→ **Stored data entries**
==============================
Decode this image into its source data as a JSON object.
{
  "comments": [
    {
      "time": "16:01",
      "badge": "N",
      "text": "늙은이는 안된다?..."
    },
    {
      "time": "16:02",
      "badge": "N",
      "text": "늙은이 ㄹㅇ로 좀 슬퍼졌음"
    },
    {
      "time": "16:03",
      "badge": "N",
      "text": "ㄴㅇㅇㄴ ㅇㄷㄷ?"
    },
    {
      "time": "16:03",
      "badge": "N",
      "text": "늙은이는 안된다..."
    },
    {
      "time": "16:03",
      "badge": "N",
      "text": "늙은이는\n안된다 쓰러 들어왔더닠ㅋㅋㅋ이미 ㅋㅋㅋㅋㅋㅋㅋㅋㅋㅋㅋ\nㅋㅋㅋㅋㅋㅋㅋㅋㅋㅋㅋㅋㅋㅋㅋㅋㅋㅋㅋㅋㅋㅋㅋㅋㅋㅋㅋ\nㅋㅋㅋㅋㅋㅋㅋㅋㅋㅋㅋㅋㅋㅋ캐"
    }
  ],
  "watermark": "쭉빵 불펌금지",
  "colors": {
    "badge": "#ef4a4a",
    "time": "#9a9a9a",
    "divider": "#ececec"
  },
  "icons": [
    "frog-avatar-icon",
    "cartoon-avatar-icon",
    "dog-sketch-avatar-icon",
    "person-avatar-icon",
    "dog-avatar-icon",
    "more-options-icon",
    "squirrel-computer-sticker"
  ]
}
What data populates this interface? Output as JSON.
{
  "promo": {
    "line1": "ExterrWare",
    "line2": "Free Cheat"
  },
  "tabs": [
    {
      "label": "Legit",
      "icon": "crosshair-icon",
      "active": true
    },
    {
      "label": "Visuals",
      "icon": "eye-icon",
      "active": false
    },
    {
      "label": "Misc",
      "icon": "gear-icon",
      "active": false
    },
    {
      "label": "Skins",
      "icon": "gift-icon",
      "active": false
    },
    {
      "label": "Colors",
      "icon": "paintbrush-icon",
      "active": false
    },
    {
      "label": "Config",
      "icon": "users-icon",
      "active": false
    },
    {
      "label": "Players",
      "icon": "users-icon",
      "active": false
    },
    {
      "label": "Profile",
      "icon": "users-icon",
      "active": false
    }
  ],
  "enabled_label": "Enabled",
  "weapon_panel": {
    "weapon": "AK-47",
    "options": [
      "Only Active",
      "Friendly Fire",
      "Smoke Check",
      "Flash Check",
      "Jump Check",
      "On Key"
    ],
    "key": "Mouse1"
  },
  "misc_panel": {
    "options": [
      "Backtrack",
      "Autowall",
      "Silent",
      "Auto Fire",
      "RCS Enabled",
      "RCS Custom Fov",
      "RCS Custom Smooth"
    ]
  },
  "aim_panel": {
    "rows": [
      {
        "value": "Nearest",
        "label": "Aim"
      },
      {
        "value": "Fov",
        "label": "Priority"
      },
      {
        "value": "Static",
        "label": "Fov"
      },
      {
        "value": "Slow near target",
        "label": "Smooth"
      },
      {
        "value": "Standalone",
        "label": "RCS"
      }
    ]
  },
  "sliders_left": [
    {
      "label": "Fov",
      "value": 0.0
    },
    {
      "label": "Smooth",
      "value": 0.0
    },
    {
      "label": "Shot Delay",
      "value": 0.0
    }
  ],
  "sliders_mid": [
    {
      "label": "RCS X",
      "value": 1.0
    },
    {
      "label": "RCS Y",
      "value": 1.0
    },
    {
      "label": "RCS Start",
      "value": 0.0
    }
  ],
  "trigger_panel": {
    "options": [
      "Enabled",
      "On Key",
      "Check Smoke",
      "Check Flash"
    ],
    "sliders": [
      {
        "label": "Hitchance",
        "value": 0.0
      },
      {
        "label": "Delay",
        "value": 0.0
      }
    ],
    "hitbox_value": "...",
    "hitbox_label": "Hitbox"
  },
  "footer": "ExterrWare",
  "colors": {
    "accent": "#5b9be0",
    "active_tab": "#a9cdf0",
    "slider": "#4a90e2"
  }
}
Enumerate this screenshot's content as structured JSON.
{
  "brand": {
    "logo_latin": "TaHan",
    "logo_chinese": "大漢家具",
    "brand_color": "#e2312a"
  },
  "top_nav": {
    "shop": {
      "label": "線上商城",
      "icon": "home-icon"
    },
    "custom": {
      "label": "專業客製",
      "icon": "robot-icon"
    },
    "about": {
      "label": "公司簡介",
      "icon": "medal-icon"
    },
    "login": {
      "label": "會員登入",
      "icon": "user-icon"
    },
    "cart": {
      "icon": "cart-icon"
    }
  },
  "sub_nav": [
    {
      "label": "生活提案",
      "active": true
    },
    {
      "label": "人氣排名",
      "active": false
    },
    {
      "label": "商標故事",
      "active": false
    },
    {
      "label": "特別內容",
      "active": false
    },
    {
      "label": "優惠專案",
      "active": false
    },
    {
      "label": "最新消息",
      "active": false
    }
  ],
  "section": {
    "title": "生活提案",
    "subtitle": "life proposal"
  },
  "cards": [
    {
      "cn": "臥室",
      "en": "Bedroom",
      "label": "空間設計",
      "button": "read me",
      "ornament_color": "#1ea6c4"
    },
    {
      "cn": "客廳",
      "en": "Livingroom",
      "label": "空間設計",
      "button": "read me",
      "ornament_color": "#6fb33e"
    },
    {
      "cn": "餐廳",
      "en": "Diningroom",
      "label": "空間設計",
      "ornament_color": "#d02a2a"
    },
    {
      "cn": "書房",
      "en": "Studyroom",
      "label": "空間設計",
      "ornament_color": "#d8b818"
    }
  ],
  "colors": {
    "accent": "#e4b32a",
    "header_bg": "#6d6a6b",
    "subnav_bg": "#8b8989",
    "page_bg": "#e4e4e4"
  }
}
==============================
→ **To be done**
Make a verbatim copy of every entry shown above.

→ **Full solution**
Decode this image into its source data as a JSON object.
{
  "comments": [
    {
      "time": "16:01",
      "badge": "N",
      "text": "늙은이는 안된다?..."
    },
    {
      "time": "16:02",
      "badge": "N",
      "text": "늙은이 ㄹㅇ로 좀 슬퍼졌음"
    },
    {
      "time": "16:03",
      "badge": "N",
      "text": "ㄴㅇㅇㄴ ㅇㄷㄷ?"
    },
    {
      "time": "16:03",
      "badge": "N",
      "text": "늙은이는 안된다..."
    },
    {
      "time": "16:03",
      "badge": "N",
      "text": "늙은이는\n안된다 쓰러 들어왔더닠ㅋㅋㅋ이미 ㅋㅋㅋㅋㅋㅋㅋㅋㅋㅋㅋ\nㅋㅋㅋㅋㅋㅋㅋㅋㅋㅋㅋㅋㅋㅋㅋㅋㅋㅋㅋㅋㅋㅋㅋㅋㅋㅋㅋ\nㅋㅋㅋㅋㅋㅋㅋㅋㅋㅋㅋㅋㅋㅋ캐"
    }
  ],
  "watermark": "쭉빵 불펌금지",
  "colors": {
    "badge": "#ef4a4a",
    "time": "#9a9a9a",
    "divider": "#ececec"
  },
  "icons": [
    "frog-avatar-icon",
    "cartoon-avatar-icon",
    "dog-sketch-avatar-icon",
    "person-avatar-icon",
    "dog-avatar-icon",
    "more-options-icon",
    "squirrel-computer-sticker"
  ]
}
What data populates this interface? Output as JSON.
{
  "promo": {
    "line1": "ExterrWare",
    "line2": "Free Cheat"
  },
  "tabs": [
    {
      "label": "Legit",
      "icon": "crosshair-icon",
      "active": true
    },
    {
      "label": "Visuals",
      "icon": "eye-icon",
      "active": false
    },
    {
      "label": "Misc",
      "icon": "gear-icon",
      "active": false
    },
    {
      "label": "Skins",
      "icon": "gift-icon",
      "active": false
    },
    {
      "label": "Colors",
      "icon": "paintbrush-icon",
      "active": false
    },
    {
      "label": "Config",
      "icon": "users-icon",
      "active": false
    },
    {
      "label": "Players",
      "icon": "users-icon",
      "active": false
    },
    {
      "label": "Profile",
      "icon": "users-icon",
      "active": false
    }
  ],
  "enabled_label": "Enabled",
  "weapon_panel": {
    "weapon": "AK-47",
    "options": [
      "Only Active",
      "Friendly Fire",
      "Smoke Check",
      "Flash Check",
      "Jump Check",
      "On Key"
    ],
    "key": "Mouse1"
  },
  "misc_panel": {
    "options": [
      "Backtrack",
      "Autowall",
      "Silent",
      "Auto Fire",
      "RCS Enabled",
      "RCS Custom Fov",
      "RCS Custom Smooth"
    ]
  },
  "aim_panel": {
    "rows": [
      {
        "value": "Nearest",
        "label": "Aim"
      },
      {
        "value": "Fov",
        "label": "Priority"
      },
      {
        "value": "Static",
        "label": "Fov"
      },
      {
        "value": "Slow near target",
        "label": "Smooth"
      },
      {
        "value": "Standalone",
        "label": "RCS"
      }
    ]
  },
  "sliders_left": [
    {
      "label": "Fov",
      "value": 0.0
    },
    {
      "label": "Smooth",
      "value": 0.0
    },
    {
      "label": "Shot Delay",
      "value": 0.0
    }
  ],
  "sliders_mid": [
    {
      "label": "RCS X",
      "value": 1.0
    },
    {
      "label": "RCS Y",
      "value": 1.0
    },
    {
      "label": "RCS Start",
      "value": 0.0
    }
  ],
  "trigger_panel": {
    "options": [
      "Enabled",
      "On Key",
      "Check Smoke",
      "Check Flash"
    ],
    "sliders": [
      {
        "label": "Hitchance",
        "value": 0.0
      },
      {
        "label": "Delay",
        "value": 0.0
      }
    ],
    "hitbox_value": "...",
    "hitbox_label": "Hitbox"
  },
  "footer": "ExterrWare",
  "colors": {
    "accent": "#5b9be0",
    "active_tab": "#a9cdf0",
    "slider": "#4a90e2"
  }
}
Enumerate this screenshot's content as structured JSON.
{
  "brand": {
    "logo_latin": "TaHan",
    "logo_chinese": "大漢家具",
    "brand_color": "#e2312a"
  },
  "top_nav": {
    "shop": {
      "label": "線上商城",
      "icon": "home-icon"
    },
    "custom": {
      "label": "專業客製",
      "icon": "robot-icon"
    },
    "about": {
      "label": "公司簡介",
      "icon": "medal-icon"
    },
    "login": {
      "label": "會員登入",
      "icon": "user-icon"
    },
    "cart": {
      "icon": "cart-icon"
    }
  },
  "sub_nav": [
    {
      "label": "生活提案",
      "active": true
    },
    {
      "label": "人氣排名",
      "active": false
    },
    {
      "label": "商標故事",
      "active": false
    },
    {
      "label": "特別內容",
      "active": false
    },
    {
      "label": "優惠專案",
      "active": false
    },
    {
      "label": "最新消息",
      "active": false
    }
  ],
  "section": {
    "title": "生活提案",
    "subtitle": "life proposal"
  },
  "cards": [
    {
      "cn": "臥室",
      "en": "Bedroom",
      "label": "空間設計",
      "button": "read me",
      "ornament_color": "#1ea6c4"
    },
    {
      "cn": "客廳",
      "en": "Livingroom",
      "label": "空間設計",
      "button": "read me",
      "ornament_color": "#6fb33e"
    },
    {
      "cn": "餐廳",
      "en": "Diningroom",
      "label": "空間設計",
      "ornament_color": "#d02a2a"
    },
    {
      "cn": "書房",
      "en": "Studyroom",
      "label": "空間設計",
      "ornament_color": "#d8b818"
    }
  ],
  "colors": {
    "accent": "#e4b32a",
    "header_bg": "#6d6a6b",
    "subnav_bg": "#8b8989",
    "page_bg": "#e4e4e4"
  }
}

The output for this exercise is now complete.